Work to do:
Reproduce the listing below verbatim from start to finish, leaving out the pictures.

Material for the task:
+++

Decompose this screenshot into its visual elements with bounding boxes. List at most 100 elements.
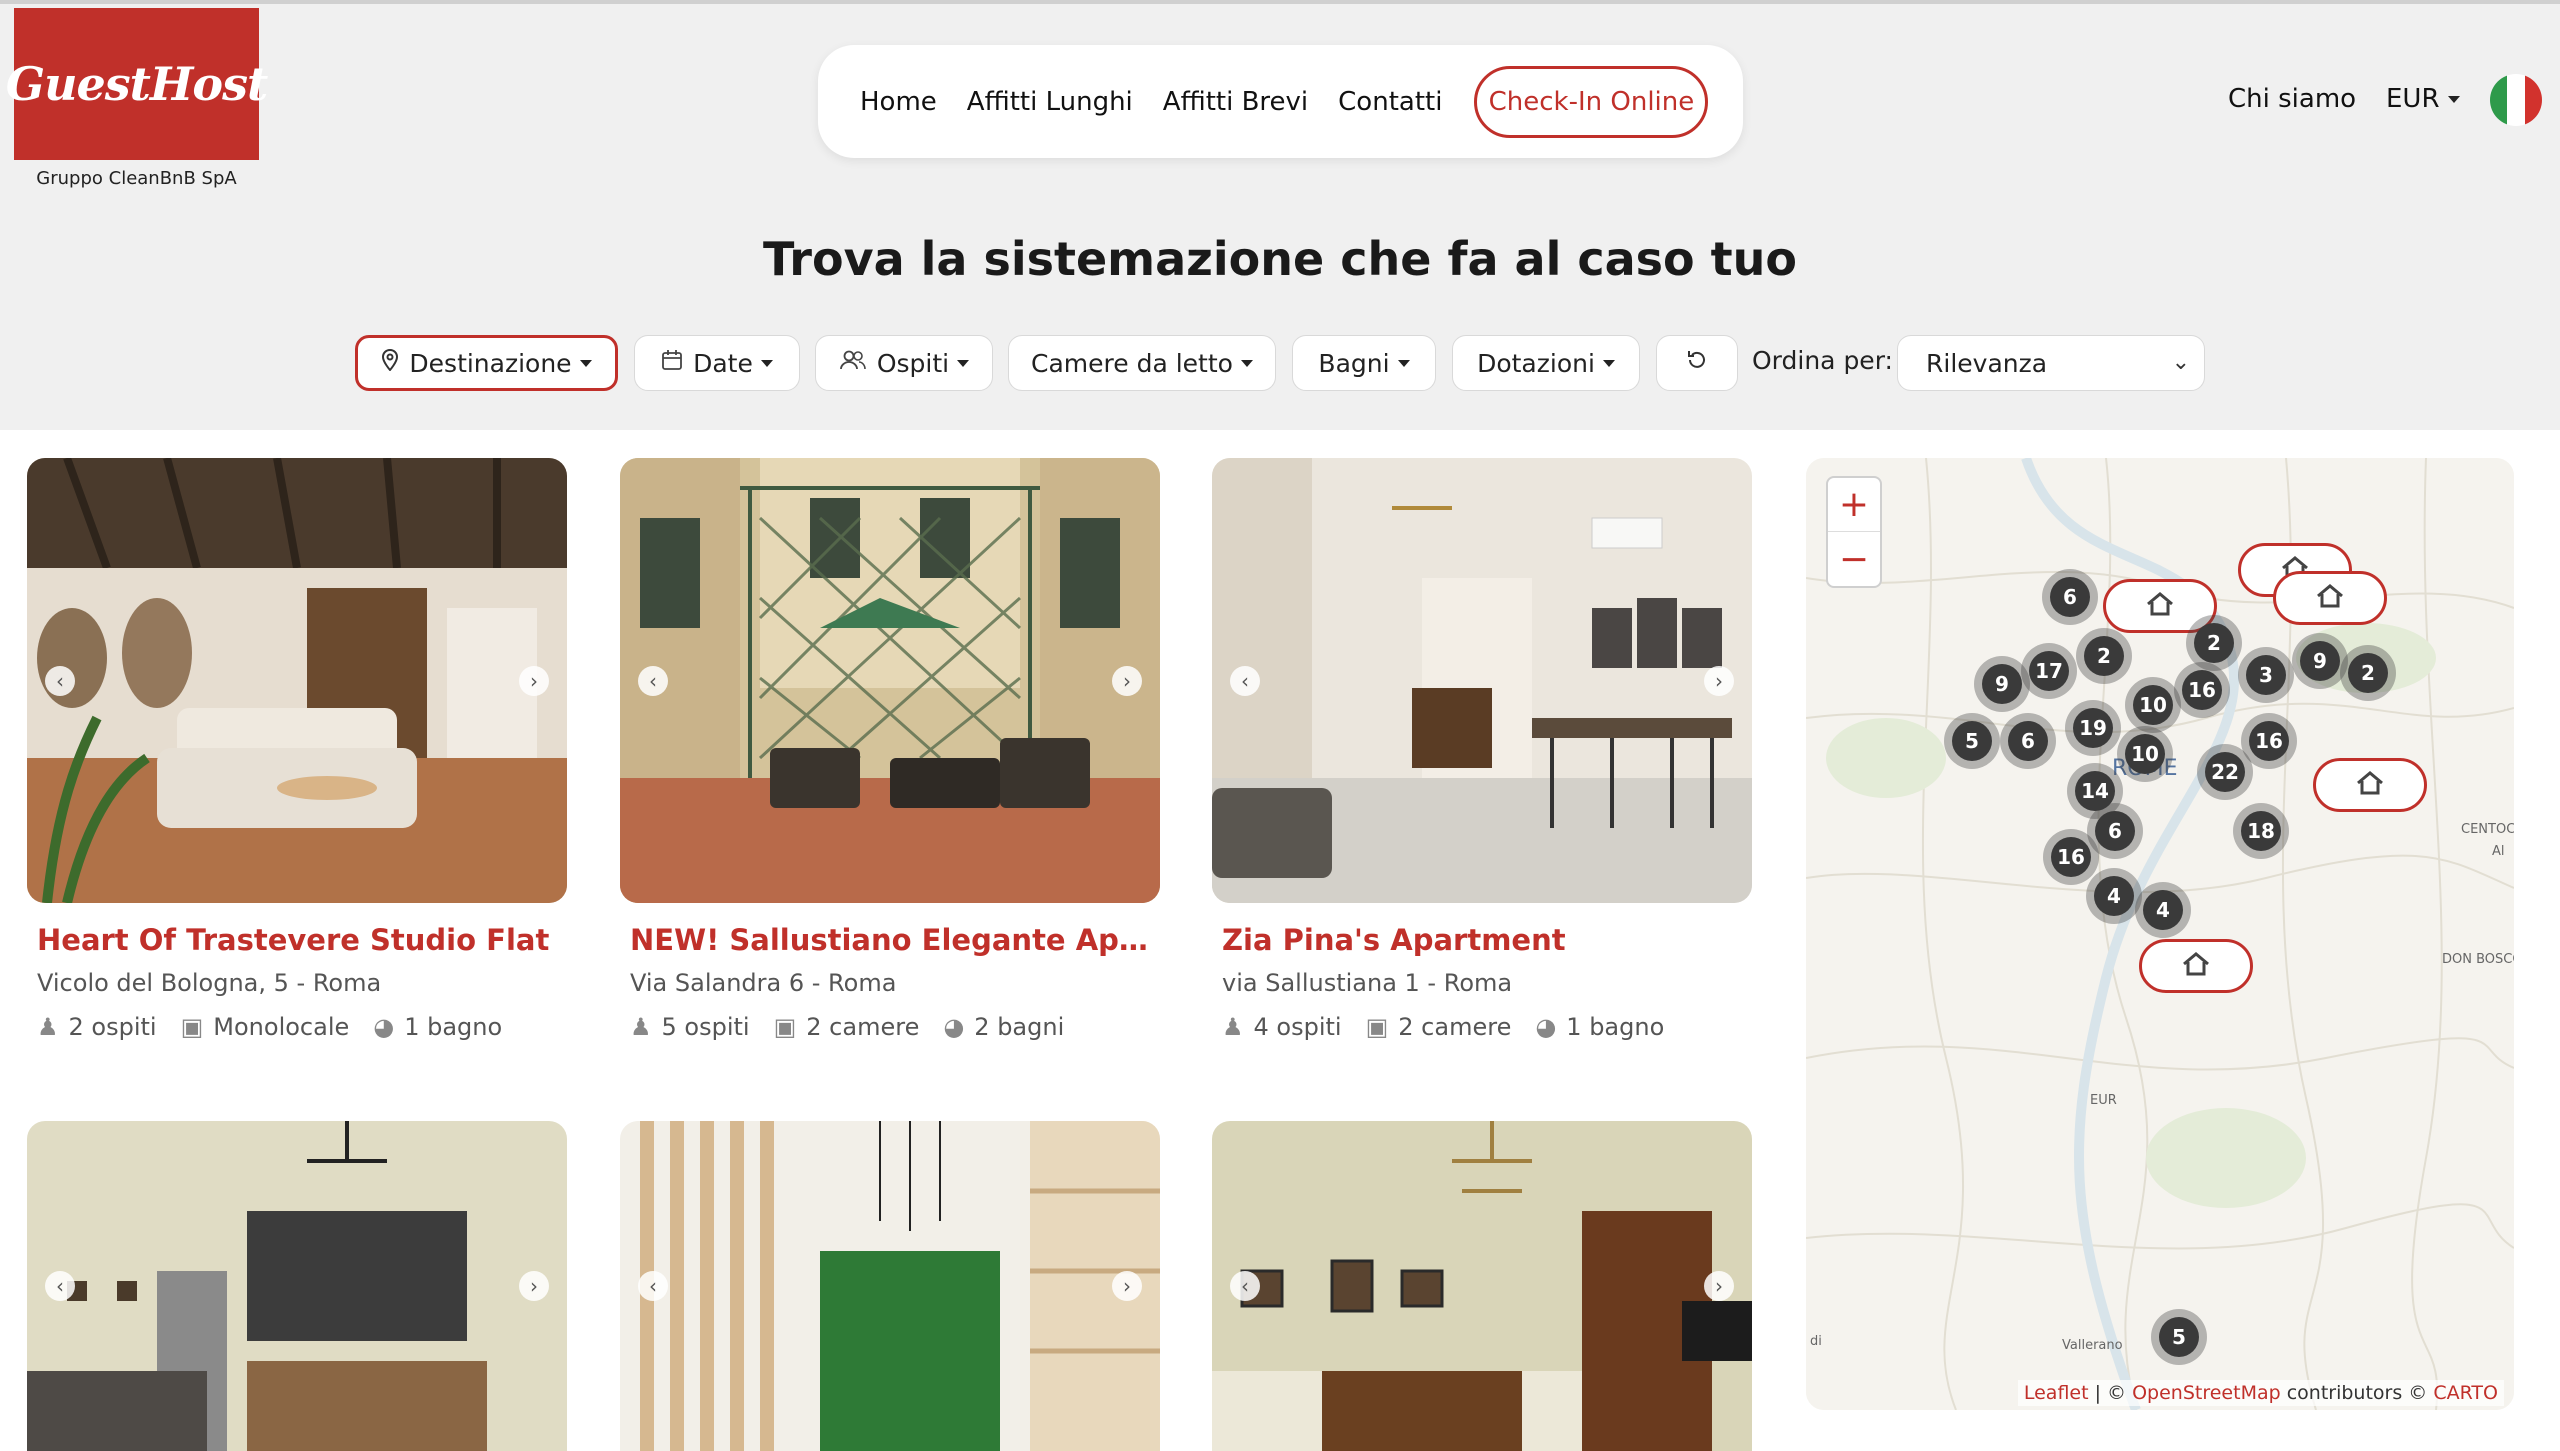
map-cluster[interactable]: 2 (2340, 645, 2396, 701)
map-cluster-count: 6 (2008, 721, 2048, 761)
caret-down-icon (2447, 96, 2460, 103)
map-cluster[interactable]: 6 (2000, 713, 2056, 769)
bed-icon: ▣ (1365, 1013, 1389, 1041)
map-cluster-count: 6 (2050, 577, 2090, 617)
main-nav: Home Affitti Lunghi Affitti Brevi Contat… (818, 45, 1743, 158)
nav-contatti[interactable]: Contatti (1338, 87, 1442, 117)
listing-card[interactable]: ‹ › (620, 1121, 1160, 1451)
map-property-pin[interactable] (2139, 939, 2253, 993)
nav-affitti-lunghi[interactable]: Affitti Lunghi (967, 87, 1133, 117)
carousel-next-icon[interactable]: › (1704, 1271, 1734, 1301)
filter-destination-label: Destinazione (409, 348, 572, 378)
carousel-prev-icon[interactable]: ‹ (1230, 1271, 1260, 1301)
carousel-next-icon[interactable]: › (519, 665, 549, 696)
carousel-prev-icon[interactable]: ‹ (1230, 665, 1260, 696)
listing-rooms: ▣ 2 camere (774, 1013, 920, 1041)
map-cluster[interactable]: 9 (2292, 633, 2348, 689)
map-cluster-count: 6 (2095, 811, 2135, 851)
filter-guests[interactable]: Ospiti (815, 335, 993, 391)
carousel-next-icon[interactable]: › (1112, 1271, 1142, 1301)
listing-card[interactable]: ‹ › Zia Pina's Apartment via Sallustiana… (1212, 458, 1752, 1041)
listings-map[interactable]: + − EUR Vallerano DON BOSCO CENTOC Al di… (1806, 458, 2514, 1410)
caret-down-icon (1240, 359, 1253, 367)
listing-title[interactable]: Heart Of Trastevere Studio Flat (27, 923, 567, 957)
map-cluster[interactable]: 5 (2151, 1309, 2207, 1365)
map-cluster-count: 16 (2249, 721, 2289, 761)
zoom-out-button[interactable]: − (1828, 532, 1880, 586)
filter-amenities[interactable]: Dotazioni (1452, 335, 1640, 391)
reset-icon (1685, 348, 1709, 378)
listing-card[interactable]: ‹ › Heart Of Trastevere Studio Flat Vico… (27, 458, 567, 1041)
filter-bedrooms[interactable]: Camere da letto (1008, 335, 1276, 391)
listing-photo[interactable]: ‹ › (620, 458, 1160, 903)
carousel-next-icon[interactable]: › (1112, 665, 1142, 696)
map-cluster[interactable]: 4 (2135, 882, 2191, 938)
map-cluster[interactable]: 17 (2021, 643, 2077, 699)
map-cluster-count: 5 (2159, 1317, 2199, 1357)
osm-link[interactable]: OpenStreetMap (2132, 1382, 2281, 1404)
listing-card[interactable]: ‹ › (1212, 1121, 1752, 1451)
calendar-icon (661, 349, 683, 377)
map-cluster[interactable]: 16 (2043, 829, 2099, 885)
map-label-eur: EUR (2090, 1093, 2117, 1108)
map-property-pin[interactable] (2273, 571, 2387, 625)
map-cluster[interactable]: 18 (2233, 803, 2289, 859)
filter-bathrooms[interactable]: Bagni (1292, 335, 1436, 391)
checkin-online-button[interactable]: Check-In Online (1474, 65, 1709, 138)
carousel-prev-icon[interactable]: ‹ (638, 665, 668, 696)
listing-photo[interactable]: ‹ › (1212, 458, 1752, 903)
bed-icon: ▣ (180, 1013, 204, 1041)
listing-title[interactable]: NEW! Sallustiano Elegante Appar... (620, 923, 1160, 957)
listing-baths: ◕ 1 bagno (1535, 1013, 1664, 1041)
carousel-prev-icon[interactable]: ‹ (45, 1271, 75, 1301)
map-cluster[interactable]: 4 (2086, 868, 2142, 924)
filter-dates[interactable]: Date (634, 335, 800, 391)
zoom-in-button[interactable]: + (1828, 478, 1880, 532)
carto-link[interactable]: CARTO (2433, 1382, 2498, 1404)
listing-card[interactable]: ‹ › NEW! Sallustiano Elegante Appar... V… (620, 458, 1160, 1041)
sort-select[interactable]: Rilevanza ⌄ (1897, 335, 2205, 391)
listing-features: ♟ 4 ospiti ▣ 2 camere ◕ 1 bagno (1212, 1013, 1752, 1041)
filter-bathrooms-label: Bagni (1318, 348, 1390, 378)
map-cluster[interactable]: 5 (1944, 713, 2000, 769)
map-cluster[interactable]: 2 (2076, 628, 2132, 684)
italy-flag-icon[interactable] (2490, 74, 2542, 126)
sort-value: Rilevanza (1926, 348, 2048, 378)
carousel-prev-icon[interactable]: ‹ (638, 1271, 668, 1301)
listing-photo[interactable]: ‹ › (27, 458, 567, 903)
carousel-next-icon[interactable]: › (1704, 665, 1734, 696)
filter-destination[interactable]: Destinazione (355, 335, 618, 391)
currency-label: EUR (2386, 84, 2440, 114)
currency-dropdown[interactable]: EUR (2386, 84, 2460, 114)
map-cluster[interactable]: 16 (2174, 662, 2230, 718)
leaflet-link[interactable]: Leaflet (2024, 1382, 2089, 1404)
nav-affitti-brevi[interactable]: Affitti Brevi (1163, 87, 1308, 117)
map-zoom-controls: + − (1826, 476, 1882, 588)
reset-filters-button[interactable] (1656, 335, 1738, 391)
map-cluster[interactable]: 10 (2117, 726, 2173, 782)
listing-photo[interactable]: ‹ › (27, 1121, 567, 1451)
map-cluster[interactable]: 6 (2042, 569, 2098, 625)
listing-photo[interactable]: ‹ › (1212, 1121, 1752, 1451)
map-cluster[interactable]: 19 (2065, 700, 2121, 756)
listing-rooms-text: Monolocale (213, 1013, 350, 1041)
sort-label: Ordina per: (1752, 346, 1893, 375)
listing-title[interactable]: Zia Pina's Apartment (1212, 923, 1752, 957)
carousel-prev-icon[interactable]: ‹ (45, 665, 75, 696)
map-attribution: Leaflet | © OpenStreetMap contributors ©… (2017, 1380, 2504, 1406)
nav-chi-siamo[interactable]: Chi siamo (2228, 84, 2356, 114)
carousel-next-icon[interactable]: › (519, 1271, 549, 1301)
map-cluster[interactable]: 3 (2238, 647, 2294, 703)
nav-home[interactable]: Home (860, 87, 937, 117)
map-cluster-count: 4 (2143, 890, 2183, 930)
listing-address: via Sallustiana 1 - Roma (1222, 969, 1513, 997)
listing-address: Via Salandra 6 - Roma (630, 969, 897, 997)
listing-photo[interactable]: ‹ › (620, 1121, 1160, 1451)
map-cluster[interactable]: 10 (2125, 677, 2181, 733)
map-cluster[interactable]: 9 (1974, 656, 2030, 712)
map-property-pin[interactable] (2313, 758, 2427, 812)
map-cluster-count: 2 (2084, 636, 2124, 676)
logo[interactable]: GuestHost (6, 8, 268, 160)
listing-card[interactable]: ‹ › (27, 1121, 567, 1451)
map-cluster[interactable]: 22 (2197, 744, 2253, 800)
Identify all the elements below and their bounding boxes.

+++

Answer for the task:
Decompose this screenshot into its visual elements with bounding boxes. List at most 100 elements.
map-cluster[interactable]: 2 (2340, 645, 2396, 701)
map-cluster-count: 6 (2008, 721, 2048, 761)
caret-down-icon (2447, 96, 2460, 103)
map-cluster[interactable]: 6 (2000, 713, 2056, 769)
bed-icon: ▣ (1365, 1013, 1389, 1041)
map-cluster-count: 6 (2050, 577, 2090, 617)
main-nav: Home Affitti Lunghi Affitti Brevi Contat… (818, 45, 1743, 158)
nav-contatti[interactable]: Contatti (1338, 87, 1442, 117)
listing-card[interactable]: ‹ › (620, 1121, 1160, 1451)
map-property-pin[interactable] (2139, 939, 2253, 993)
nav-affitti-lunghi[interactable]: Affitti Lunghi (967, 87, 1133, 117)
carousel-next-icon[interactable]: › (1704, 1271, 1734, 1301)
filter-destination-label: Destinazione (409, 348, 572, 378)
carousel-prev-icon[interactable]: ‹ (1230, 1271, 1260, 1301)
carousel-next-icon[interactable]: › (519, 665, 549, 696)
carousel-prev-icon[interactable]: ‹ (1230, 665, 1260, 696)
listing-rooms: ▣ 2 camere (774, 1013, 920, 1041)
map-cluster[interactable]: 9 (2292, 633, 2348, 689)
map-cluster-count: 6 (2095, 811, 2135, 851)
filter-guests[interactable]: Ospiti (815, 335, 993, 391)
carousel-next-icon[interactable]: › (1112, 1271, 1142, 1301)
listing-card[interactable]: ‹ › Zia Pina's Apartment via Sallustiana… (1212, 458, 1752, 1041)
listings-map[interactable]: + − EUR Vallerano DON BOSCO CENTOC Al di… (1806, 458, 2514, 1410)
caret-down-icon (1240, 359, 1253, 367)
listing-title[interactable]: Heart Of Trastevere Studio Flat (27, 923, 567, 957)
map-cluster[interactable]: 5 (2151, 1309, 2207, 1365)
map-cluster-count: 16 (2249, 721, 2289, 761)
zoom-out-button[interactable]: − (1828, 532, 1880, 586)
filter-amenities[interactable]: Dotazioni (1452, 335, 1640, 391)
reset-icon (1685, 348, 1709, 378)
listing-card[interactable]: ‹ › Heart Of Trastevere Studio Flat Vico… (27, 458, 567, 1041)
filter-bedrooms[interactable]: Camere da letto (1008, 335, 1276, 391)
listing-photo[interactable]: ‹ › (620, 458, 1160, 903)
carousel-next-icon[interactable]: › (1112, 665, 1142, 696)
map-cluster[interactable]: 4 (2135, 882, 2191, 938)
map-cluster[interactable]: 17 (2021, 643, 2077, 699)
map-cluster-count: 5 (2159, 1317, 2199, 1357)
osm-link[interactable]: OpenStreetMap (2132, 1382, 2281, 1404)
listing-card[interactable]: ‹ › (1212, 1121, 1752, 1451)
calendar-icon (661, 349, 683, 377)
map-cluster[interactable]: 16 (2043, 829, 2099, 885)
map-label-eur: EUR (2090, 1093, 2117, 1108)
map-property-pin[interactable] (2273, 571, 2387, 625)
map-cluster[interactable]: 18 (2233, 803, 2289, 859)
filter-bathrooms[interactable]: Bagni (1292, 335, 1436, 391)
checkin-online-button[interactable]: Check-In Online (1474, 65, 1709, 138)
carousel-prev-icon[interactable]: ‹ (638, 665, 668, 696)
listing-photo[interactable]: ‹ › (1212, 458, 1752, 903)
bed-icon: ▣ (180, 1013, 204, 1041)
listing-title[interactable]: NEW! Sallustiano Elegante Appar... (620, 923, 1160, 957)
listing-baths: ◕ 1 bagno (1535, 1013, 1664, 1041)
carousel-prev-icon[interactable]: ‹ (45, 1271, 75, 1301)
map-cluster[interactable]: 4 (2086, 868, 2142, 924)
filter-dates[interactable]: Date (634, 335, 800, 391)
zoom-in-button[interactable]: + (1828, 478, 1880, 532)
carto-link[interactable]: CARTO (2433, 1382, 2498, 1404)
listing-card[interactable]: ‹ › NEW! Sallustiano Elegante Appar... V… (620, 458, 1160, 1041)
sort-select[interactable]: Rilevanza ⌄ (1897, 335, 2205, 391)
listing-features: ♟ 4 ospiti ▣ 2 camere ◕ 1 bagno (1212, 1013, 1752, 1041)
filter-bathrooms-label: Bagni (1318, 348, 1390, 378)
map-cluster[interactable]: 5 (1944, 713, 2000, 769)
map-cluster[interactable]: 2 (2076, 628, 2132, 684)
italy-flag-icon[interactable] (2490, 74, 2542, 126)
sort-value: Rilevanza (1926, 348, 2048, 378)
carousel-prev-icon[interactable]: ‹ (638, 1271, 668, 1301)
listing-photo[interactable]: ‹ › (27, 458, 567, 903)
carousel-next-icon[interactable]: › (1704, 665, 1734, 696)
filter-destination[interactable]: Destinazione (355, 335, 618, 391)
currency-label: EUR (2386, 84, 2440, 114)
currency-dropdown[interactable]: EUR (2386, 84, 2460, 114)
map-cluster[interactable]: 16 (2174, 662, 2230, 718)
leaflet-link[interactable]: Leaflet (2024, 1382, 2089, 1404)
nav-affitti-brevi[interactable]: Affitti Brevi (1163, 87, 1308, 117)
map-zoom-controls: + − (1826, 476, 1882, 588)
reset-filters-button[interactable] (1656, 335, 1738, 391)
map-cluster[interactable]: 10 (2117, 726, 2173, 782)
listing-photo[interactable]: ‹ › (27, 1121, 567, 1451)
map-cluster[interactable]: 6 (2042, 569, 2098, 625)
listing-photo[interactable]: ‹ › (1212, 1121, 1752, 1451)
map-cluster[interactable]: 19 (2065, 700, 2121, 756)
listing-rooms-text: Monolocale (213, 1013, 350, 1041)
sort-label: Ordina per: (1752, 346, 1893, 375)
listing-title[interactable]: Zia Pina's Apartment (1212, 923, 1752, 957)
carousel-prev-icon[interactable]: ‹ (45, 665, 75, 696)
map-attribution: Leaflet | © OpenStreetMap contributors ©… (2017, 1380, 2504, 1406)
nav-chi-siamo[interactable]: Chi siamo (2228, 84, 2356, 114)
carousel-next-icon[interactable]: › (519, 1271, 549, 1301)
map-cluster[interactable]: 3 (2238, 647, 2294, 703)
nav-home[interactable]: Home (860, 87, 937, 117)
map-cluster-count: 4 (2143, 890, 2183, 930)
listing-address: via Sallustiana 1 - Roma (1222, 969, 1513, 997)
listing-address: Via Salandra 6 - Roma (630, 969, 897, 997)
listing-photo[interactable]: ‹ › (620, 1121, 1160, 1451)
map-cluster[interactable]: 10 (2125, 677, 2181, 733)
map-cluster[interactable]: 9 (1974, 656, 2030, 712)
map-property-pin[interactable] (2313, 758, 2427, 812)
map-cluster-count: 2 (2084, 636, 2124, 676)
logo[interactable]: GuestHost (6, 8, 268, 160)
listing-card[interactable]: ‹ › (27, 1121, 567, 1451)
map-cluster[interactable]: 22 (2197, 744, 2253, 800)
Identify all the elements below and their bounding boxes.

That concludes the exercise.